**WHAT YOU ARE ASKED TO DO**
Output all records precisely as written.

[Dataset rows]
_ _ _
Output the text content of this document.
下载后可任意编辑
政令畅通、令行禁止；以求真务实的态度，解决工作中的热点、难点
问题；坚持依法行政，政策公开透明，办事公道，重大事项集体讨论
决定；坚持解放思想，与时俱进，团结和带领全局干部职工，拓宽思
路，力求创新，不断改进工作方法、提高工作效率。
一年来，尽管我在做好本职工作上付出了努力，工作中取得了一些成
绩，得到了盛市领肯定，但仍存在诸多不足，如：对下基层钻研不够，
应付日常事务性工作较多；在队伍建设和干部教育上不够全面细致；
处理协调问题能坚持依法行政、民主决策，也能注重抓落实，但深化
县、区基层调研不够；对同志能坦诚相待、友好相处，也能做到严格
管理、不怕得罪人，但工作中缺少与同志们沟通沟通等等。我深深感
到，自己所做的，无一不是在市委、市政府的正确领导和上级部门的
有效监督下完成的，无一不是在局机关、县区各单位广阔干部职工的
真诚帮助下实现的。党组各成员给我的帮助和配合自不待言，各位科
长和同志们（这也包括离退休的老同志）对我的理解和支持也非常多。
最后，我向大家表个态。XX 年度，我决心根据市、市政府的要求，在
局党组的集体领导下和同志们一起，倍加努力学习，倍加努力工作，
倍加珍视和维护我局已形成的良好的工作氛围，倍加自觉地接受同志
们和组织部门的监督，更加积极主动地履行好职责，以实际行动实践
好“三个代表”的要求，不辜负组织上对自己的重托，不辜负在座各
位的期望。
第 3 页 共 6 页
_ _ _
**RESPONSE TO THIS TASK**
Output the text content of this document.
下载后可任意编辑
政令畅通、令行禁止；以求真务实的态度，解决工作中的热点、难点
问题；坚持依法行政，政策公开透明，办事公道，重大事项集体讨论
决定；坚持解放思想，与时俱进，团结和带领全局干部职工，拓宽思
路，力求创新，不断改进工作方法、提高工作效率。
一年来，尽管我在做好本职工作上付出了努力，工作中取得了一些成
绩，得到了盛市领肯定，但仍存在诸多不足，如：对下基层钻研不够，
应付日常事务性工作较多；在队伍建设和干部教育上不够全面细致；
处理协调问题能坚持依法行政、民主决策，也能注重抓落实，但深化
县、区基层调研不够；对同志能坦诚相待、友好相处，也能做到严格
管理、不怕得罪人，但工作中缺少与同志们沟通沟通等等。我深深感
到，自己所做的，无一不是在市委、市政府的正确领导和上级部门的
有效监督下完成的，无一不是在局机关、县区各单位广阔干部职工的
真诚帮助下实现的。党组各成员给我的帮助和配合自不待言，各位科
长和同志们（这也包括离退休的老同志）对我的理解和支持也非常多。
最后，我向大家表个态。XX 年度，我决心根据市、市政府的要求，在
局党组的集体领导下和同志们一起，倍加努力学习，倍加努力工作，
倍加珍视和维护我局已形成的良好的工作氛围，倍加自觉地接受同志
们和组织部门的监督，更加积极主动地履行好职责，以实际行动实践
好“三个代表”的要求，不辜负组织上对自己的重托，不辜负在座各
位的期望。
第 3 页 共 6 页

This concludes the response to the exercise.